--- To be done ---
Report every line in the records that contains the string "bypass".

--- Given information ---
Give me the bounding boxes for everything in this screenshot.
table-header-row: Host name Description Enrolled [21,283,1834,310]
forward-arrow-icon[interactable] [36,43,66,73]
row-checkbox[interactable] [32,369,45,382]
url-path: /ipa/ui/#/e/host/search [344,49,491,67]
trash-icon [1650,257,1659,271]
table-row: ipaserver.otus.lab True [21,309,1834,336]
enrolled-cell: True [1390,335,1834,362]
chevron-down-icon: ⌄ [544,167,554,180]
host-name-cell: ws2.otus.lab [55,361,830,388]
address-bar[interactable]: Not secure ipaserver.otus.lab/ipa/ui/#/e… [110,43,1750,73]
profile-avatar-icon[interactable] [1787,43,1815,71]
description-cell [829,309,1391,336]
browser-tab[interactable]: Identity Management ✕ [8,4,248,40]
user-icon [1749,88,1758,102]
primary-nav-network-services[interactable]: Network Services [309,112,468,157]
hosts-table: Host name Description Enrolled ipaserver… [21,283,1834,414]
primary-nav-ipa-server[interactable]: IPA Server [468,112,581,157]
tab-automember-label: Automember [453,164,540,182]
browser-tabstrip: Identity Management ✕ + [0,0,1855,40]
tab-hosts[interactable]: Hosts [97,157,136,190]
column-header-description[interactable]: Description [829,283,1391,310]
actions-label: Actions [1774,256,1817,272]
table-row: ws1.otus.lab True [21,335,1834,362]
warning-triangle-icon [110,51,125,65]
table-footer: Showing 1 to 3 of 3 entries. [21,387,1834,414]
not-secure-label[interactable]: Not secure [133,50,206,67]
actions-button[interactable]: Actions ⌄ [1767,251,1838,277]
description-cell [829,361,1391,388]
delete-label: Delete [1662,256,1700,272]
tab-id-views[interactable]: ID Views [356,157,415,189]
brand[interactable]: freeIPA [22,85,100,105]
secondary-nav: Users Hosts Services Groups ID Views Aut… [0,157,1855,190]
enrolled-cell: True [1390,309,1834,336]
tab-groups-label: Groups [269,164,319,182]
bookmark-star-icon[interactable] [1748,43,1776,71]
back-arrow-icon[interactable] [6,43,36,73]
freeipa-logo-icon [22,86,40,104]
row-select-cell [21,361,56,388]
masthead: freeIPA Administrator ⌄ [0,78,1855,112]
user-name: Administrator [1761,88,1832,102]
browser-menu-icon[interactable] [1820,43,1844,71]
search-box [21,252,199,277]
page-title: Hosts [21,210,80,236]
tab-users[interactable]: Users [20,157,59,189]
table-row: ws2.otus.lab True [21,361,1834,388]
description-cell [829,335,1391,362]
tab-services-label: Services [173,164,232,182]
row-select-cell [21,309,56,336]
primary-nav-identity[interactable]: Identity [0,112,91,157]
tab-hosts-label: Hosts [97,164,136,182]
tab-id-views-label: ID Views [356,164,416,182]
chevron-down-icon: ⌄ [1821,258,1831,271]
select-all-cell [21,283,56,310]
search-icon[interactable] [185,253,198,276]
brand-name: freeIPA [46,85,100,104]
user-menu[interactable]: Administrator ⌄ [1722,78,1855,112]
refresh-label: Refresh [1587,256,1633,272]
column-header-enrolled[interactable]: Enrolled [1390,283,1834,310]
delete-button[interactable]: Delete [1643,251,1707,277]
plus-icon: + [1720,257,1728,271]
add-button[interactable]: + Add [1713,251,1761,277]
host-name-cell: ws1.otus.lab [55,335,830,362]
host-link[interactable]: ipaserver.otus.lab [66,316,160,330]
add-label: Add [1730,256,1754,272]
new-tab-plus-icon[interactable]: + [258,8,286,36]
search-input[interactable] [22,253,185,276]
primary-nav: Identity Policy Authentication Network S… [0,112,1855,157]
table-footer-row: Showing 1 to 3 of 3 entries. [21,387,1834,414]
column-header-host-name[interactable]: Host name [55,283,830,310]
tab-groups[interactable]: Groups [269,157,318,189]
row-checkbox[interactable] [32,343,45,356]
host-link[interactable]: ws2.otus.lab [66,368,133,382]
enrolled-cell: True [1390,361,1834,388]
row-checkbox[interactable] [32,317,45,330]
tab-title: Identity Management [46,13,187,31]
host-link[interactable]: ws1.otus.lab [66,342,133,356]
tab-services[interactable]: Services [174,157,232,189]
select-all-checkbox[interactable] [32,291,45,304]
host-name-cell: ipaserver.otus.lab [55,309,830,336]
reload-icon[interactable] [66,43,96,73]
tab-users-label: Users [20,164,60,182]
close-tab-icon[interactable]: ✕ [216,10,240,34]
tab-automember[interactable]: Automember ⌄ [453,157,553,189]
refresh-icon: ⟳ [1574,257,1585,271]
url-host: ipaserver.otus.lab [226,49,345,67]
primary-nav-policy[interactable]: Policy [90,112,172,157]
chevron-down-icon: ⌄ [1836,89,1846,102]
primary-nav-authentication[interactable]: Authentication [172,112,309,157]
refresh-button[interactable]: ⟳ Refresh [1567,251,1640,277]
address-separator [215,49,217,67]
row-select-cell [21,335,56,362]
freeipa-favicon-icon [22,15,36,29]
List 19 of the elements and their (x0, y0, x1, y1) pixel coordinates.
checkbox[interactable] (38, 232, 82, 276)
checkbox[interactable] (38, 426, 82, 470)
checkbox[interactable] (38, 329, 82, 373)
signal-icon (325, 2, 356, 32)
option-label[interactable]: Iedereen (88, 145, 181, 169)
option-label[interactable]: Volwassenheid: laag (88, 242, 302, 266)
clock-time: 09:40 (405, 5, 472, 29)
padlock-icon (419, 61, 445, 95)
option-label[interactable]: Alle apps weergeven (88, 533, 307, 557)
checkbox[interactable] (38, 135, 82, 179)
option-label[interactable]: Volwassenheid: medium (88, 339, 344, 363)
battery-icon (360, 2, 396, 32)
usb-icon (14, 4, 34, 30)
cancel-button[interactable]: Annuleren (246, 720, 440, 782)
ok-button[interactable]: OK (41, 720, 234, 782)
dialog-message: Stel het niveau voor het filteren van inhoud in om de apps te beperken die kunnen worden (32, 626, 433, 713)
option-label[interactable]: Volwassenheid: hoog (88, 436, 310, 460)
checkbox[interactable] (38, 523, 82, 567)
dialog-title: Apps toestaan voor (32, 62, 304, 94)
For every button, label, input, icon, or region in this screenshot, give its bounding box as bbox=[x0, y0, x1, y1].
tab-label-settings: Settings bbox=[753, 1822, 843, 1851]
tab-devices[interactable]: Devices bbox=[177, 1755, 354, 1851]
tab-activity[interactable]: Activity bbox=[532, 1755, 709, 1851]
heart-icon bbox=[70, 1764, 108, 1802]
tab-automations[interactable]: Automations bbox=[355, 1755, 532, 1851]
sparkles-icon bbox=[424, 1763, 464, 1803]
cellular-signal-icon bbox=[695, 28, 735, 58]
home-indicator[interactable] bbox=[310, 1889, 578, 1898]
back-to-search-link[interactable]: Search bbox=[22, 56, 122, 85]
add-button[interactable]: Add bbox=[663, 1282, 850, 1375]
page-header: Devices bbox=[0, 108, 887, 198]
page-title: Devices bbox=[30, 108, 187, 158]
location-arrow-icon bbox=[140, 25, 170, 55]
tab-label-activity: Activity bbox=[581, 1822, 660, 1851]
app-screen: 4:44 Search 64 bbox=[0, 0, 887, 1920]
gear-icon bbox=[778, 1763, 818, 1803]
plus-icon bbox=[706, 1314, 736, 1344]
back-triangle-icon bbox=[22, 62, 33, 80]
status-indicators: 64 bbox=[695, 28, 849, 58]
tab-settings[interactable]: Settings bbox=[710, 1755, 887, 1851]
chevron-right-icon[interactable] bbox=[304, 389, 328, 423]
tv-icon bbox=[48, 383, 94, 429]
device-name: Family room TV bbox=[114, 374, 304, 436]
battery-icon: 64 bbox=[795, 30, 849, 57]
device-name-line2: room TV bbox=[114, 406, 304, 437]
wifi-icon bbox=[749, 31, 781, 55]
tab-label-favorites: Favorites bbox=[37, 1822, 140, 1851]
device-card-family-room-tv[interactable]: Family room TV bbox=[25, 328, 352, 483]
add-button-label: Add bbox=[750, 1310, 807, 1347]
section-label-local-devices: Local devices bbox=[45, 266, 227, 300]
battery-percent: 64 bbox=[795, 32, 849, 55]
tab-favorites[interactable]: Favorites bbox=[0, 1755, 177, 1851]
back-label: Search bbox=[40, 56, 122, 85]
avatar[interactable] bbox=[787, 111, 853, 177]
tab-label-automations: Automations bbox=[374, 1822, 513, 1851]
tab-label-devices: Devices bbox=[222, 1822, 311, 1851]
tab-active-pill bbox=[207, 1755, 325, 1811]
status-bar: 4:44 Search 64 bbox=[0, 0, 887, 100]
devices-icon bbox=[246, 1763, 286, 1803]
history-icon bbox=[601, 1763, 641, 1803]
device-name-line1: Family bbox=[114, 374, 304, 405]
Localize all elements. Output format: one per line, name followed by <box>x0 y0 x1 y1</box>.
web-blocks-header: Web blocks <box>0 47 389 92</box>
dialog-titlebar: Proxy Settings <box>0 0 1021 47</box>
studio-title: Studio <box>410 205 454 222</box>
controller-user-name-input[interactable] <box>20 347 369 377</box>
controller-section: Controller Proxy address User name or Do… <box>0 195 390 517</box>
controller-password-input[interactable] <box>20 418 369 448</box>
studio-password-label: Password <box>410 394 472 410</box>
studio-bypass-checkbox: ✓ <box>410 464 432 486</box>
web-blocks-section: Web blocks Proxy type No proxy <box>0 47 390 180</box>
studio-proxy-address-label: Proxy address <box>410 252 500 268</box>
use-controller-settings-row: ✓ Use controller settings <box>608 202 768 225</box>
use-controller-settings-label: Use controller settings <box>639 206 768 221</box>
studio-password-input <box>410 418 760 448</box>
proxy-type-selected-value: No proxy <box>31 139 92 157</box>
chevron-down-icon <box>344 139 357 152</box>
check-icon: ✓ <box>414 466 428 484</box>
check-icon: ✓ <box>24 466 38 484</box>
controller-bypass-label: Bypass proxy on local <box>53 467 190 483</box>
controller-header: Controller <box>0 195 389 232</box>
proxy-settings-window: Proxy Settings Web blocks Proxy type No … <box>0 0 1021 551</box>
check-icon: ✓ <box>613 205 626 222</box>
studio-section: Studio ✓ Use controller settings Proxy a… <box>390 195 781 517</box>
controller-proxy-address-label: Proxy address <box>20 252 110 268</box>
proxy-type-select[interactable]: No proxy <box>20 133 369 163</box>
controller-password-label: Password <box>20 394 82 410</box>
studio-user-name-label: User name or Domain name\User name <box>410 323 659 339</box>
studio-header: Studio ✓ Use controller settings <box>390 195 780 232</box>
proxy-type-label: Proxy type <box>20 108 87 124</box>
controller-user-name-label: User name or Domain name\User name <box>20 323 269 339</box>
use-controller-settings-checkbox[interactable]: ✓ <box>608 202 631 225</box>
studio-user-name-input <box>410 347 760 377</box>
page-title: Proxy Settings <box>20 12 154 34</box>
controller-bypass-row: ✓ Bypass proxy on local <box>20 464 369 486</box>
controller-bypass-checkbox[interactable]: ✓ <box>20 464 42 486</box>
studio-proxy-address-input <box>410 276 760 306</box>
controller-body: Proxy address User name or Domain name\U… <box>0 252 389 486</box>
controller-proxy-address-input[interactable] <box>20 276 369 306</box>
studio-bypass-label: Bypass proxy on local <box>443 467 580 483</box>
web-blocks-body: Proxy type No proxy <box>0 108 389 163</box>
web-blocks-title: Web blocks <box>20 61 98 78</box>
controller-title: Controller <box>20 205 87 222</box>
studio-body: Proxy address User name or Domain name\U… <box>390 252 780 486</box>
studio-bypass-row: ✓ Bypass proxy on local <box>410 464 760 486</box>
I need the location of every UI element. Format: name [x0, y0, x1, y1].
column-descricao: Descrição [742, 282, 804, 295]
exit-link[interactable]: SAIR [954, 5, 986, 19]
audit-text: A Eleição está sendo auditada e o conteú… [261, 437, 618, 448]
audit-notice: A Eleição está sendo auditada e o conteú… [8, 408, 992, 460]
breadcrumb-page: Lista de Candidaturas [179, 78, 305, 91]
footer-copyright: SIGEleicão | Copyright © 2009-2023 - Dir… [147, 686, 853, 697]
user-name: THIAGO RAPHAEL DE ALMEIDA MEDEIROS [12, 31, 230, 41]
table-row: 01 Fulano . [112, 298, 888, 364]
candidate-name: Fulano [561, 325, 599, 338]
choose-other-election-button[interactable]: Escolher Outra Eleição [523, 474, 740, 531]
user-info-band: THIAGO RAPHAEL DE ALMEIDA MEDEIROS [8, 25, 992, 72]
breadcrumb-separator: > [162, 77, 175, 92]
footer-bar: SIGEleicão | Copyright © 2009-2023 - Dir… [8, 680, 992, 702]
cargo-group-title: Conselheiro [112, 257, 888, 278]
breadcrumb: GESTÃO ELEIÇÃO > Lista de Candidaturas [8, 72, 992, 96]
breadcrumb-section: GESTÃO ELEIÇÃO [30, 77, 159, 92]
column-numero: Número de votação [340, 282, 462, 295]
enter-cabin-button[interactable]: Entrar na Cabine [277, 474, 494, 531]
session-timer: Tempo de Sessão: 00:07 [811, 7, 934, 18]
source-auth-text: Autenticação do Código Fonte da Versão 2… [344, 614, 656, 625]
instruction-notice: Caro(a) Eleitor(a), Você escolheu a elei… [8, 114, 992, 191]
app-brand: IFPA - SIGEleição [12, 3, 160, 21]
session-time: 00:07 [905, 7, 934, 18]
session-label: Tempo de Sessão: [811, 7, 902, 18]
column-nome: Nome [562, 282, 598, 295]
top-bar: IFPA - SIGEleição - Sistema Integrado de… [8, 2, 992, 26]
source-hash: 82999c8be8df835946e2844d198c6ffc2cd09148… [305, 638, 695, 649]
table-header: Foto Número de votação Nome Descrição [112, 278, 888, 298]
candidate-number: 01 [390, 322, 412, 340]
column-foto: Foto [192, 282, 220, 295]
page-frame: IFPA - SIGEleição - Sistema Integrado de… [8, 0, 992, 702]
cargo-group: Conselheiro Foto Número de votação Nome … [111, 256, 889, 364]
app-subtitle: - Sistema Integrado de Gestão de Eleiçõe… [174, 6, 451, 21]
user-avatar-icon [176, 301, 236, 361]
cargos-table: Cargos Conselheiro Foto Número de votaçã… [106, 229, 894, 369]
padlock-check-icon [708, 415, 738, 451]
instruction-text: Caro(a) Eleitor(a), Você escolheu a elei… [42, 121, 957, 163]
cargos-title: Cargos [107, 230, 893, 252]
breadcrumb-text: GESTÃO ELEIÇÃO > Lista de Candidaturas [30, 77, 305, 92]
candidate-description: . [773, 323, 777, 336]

--- Result below ---
studio-bypass-checkbox: ✓ <box>410 464 432 486</box>
controller-bypass-label: Bypass proxy on local <box>53 467 190 483</box>
controller-bypass-row: ✓ Bypass proxy on local <box>20 464 369 486</box>
controller-bypass-checkbox[interactable]: ✓ <box>20 464 42 486</box>
studio-bypass-label: Bypass proxy on local <box>443 467 580 483</box>
studio-bypass-row: ✓ Bypass proxy on local <box>410 464 760 486</box>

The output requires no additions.